* [WRITTEN EXERCISE] State how many lines of the records contain the string "Deus". Give the number alone.

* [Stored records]
========================================
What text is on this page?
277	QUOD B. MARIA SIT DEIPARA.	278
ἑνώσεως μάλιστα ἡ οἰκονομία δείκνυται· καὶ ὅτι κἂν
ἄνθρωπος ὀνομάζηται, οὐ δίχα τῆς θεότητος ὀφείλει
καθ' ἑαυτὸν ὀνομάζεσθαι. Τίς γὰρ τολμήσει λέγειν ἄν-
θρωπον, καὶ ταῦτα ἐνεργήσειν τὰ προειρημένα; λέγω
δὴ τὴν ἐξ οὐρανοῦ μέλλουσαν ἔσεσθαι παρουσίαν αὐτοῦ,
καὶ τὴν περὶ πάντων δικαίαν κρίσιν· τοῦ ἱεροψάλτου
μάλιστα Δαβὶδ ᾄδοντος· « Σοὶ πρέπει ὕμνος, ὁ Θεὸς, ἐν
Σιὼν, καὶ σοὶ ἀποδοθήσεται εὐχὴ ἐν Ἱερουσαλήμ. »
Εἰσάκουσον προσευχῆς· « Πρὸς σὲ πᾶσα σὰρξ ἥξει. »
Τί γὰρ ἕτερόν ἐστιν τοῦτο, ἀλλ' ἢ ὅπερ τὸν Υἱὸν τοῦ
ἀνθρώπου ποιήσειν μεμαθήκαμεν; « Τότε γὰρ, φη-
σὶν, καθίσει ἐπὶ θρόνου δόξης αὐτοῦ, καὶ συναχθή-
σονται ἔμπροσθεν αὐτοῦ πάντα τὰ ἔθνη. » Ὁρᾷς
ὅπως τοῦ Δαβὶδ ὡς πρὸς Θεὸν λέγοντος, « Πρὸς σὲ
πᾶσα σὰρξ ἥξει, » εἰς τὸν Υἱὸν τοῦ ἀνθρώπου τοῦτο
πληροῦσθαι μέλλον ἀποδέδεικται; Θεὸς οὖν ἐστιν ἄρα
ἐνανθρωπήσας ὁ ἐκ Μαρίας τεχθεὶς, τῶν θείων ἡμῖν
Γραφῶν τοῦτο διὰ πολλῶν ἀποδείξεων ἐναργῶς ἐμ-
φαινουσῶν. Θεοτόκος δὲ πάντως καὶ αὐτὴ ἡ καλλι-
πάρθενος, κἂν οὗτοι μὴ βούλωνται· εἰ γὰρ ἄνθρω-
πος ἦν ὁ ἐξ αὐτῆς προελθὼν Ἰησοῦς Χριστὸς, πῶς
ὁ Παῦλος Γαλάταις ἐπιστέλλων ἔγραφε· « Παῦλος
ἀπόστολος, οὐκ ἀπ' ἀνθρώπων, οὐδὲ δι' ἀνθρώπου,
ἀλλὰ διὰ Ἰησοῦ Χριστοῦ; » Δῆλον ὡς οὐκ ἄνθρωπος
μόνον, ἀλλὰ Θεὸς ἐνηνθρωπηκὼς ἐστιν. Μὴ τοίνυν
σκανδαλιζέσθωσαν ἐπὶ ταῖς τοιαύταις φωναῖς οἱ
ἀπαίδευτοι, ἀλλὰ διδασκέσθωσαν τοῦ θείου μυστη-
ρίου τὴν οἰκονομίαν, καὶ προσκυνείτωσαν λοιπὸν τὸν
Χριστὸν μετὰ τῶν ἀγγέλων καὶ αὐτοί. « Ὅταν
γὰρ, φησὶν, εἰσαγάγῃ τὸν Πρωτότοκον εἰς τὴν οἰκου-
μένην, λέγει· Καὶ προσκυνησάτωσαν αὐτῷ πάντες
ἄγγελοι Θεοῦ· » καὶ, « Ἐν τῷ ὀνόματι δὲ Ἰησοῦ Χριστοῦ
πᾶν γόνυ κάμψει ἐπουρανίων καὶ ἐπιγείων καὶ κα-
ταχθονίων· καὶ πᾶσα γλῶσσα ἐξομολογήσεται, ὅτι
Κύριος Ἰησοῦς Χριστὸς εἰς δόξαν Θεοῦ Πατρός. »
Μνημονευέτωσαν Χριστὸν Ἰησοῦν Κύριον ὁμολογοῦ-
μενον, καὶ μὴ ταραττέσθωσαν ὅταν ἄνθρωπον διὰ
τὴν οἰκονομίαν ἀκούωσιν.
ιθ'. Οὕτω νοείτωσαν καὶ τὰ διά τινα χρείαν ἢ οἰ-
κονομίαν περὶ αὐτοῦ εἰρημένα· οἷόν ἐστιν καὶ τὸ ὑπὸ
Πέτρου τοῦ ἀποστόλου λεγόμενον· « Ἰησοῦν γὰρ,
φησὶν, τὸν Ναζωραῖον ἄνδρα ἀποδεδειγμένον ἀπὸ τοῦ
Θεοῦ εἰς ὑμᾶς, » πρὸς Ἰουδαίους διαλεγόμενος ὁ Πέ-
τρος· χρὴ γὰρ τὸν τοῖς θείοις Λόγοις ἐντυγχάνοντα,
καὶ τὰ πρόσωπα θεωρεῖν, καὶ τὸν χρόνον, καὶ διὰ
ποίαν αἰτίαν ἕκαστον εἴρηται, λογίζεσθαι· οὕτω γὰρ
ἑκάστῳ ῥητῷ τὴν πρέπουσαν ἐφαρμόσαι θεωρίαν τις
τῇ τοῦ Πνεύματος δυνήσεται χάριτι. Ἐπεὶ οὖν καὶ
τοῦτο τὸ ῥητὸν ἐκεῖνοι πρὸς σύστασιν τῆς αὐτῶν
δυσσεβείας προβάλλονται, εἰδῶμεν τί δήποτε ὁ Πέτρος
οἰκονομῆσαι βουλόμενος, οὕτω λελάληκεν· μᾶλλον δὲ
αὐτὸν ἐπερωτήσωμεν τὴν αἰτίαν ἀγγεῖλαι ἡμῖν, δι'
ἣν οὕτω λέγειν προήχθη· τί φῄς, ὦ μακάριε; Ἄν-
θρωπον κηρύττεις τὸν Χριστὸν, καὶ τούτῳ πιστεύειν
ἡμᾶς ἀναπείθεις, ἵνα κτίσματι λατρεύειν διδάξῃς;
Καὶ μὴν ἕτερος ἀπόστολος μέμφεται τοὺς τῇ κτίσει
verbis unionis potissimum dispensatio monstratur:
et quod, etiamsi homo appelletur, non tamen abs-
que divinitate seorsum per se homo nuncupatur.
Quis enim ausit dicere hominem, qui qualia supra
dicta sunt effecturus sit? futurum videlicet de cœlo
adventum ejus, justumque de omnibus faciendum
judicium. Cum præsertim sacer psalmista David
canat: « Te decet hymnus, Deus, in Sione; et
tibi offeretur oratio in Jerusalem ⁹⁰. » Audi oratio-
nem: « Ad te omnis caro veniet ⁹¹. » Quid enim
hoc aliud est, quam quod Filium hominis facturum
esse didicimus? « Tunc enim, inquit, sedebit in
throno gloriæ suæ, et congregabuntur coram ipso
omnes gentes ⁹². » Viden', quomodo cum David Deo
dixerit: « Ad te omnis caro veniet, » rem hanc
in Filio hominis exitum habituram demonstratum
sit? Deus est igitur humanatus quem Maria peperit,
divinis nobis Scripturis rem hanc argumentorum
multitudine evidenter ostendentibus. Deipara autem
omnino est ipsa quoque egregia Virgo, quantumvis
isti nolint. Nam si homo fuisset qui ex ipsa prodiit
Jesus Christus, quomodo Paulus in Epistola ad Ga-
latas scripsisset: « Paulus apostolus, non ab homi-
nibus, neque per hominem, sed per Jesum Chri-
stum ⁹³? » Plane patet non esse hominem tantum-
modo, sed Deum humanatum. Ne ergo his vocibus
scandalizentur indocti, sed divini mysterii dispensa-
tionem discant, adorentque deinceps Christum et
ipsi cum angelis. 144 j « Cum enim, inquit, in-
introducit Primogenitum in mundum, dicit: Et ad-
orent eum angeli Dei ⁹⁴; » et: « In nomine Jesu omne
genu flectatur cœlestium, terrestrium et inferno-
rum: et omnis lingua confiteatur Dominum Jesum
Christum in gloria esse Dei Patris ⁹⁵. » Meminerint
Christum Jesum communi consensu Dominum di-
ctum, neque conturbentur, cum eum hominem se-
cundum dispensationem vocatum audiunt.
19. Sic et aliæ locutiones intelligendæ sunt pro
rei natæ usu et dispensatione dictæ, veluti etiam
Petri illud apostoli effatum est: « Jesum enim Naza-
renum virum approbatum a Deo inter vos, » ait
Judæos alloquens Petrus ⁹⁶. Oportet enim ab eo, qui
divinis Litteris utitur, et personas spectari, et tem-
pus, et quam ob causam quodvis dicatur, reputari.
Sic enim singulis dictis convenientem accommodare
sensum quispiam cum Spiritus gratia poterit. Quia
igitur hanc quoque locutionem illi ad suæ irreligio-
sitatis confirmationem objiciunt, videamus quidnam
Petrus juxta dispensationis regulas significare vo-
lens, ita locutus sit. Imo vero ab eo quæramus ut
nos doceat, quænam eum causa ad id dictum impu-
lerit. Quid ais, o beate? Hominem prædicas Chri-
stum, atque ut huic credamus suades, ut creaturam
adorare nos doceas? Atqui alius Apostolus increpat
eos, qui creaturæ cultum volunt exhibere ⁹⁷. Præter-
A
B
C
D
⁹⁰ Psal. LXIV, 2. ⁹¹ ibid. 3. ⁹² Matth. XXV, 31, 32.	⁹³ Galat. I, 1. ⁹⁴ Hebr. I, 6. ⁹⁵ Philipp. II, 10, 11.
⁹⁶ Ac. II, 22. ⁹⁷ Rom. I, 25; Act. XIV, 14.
========================================
* [REPLY] 2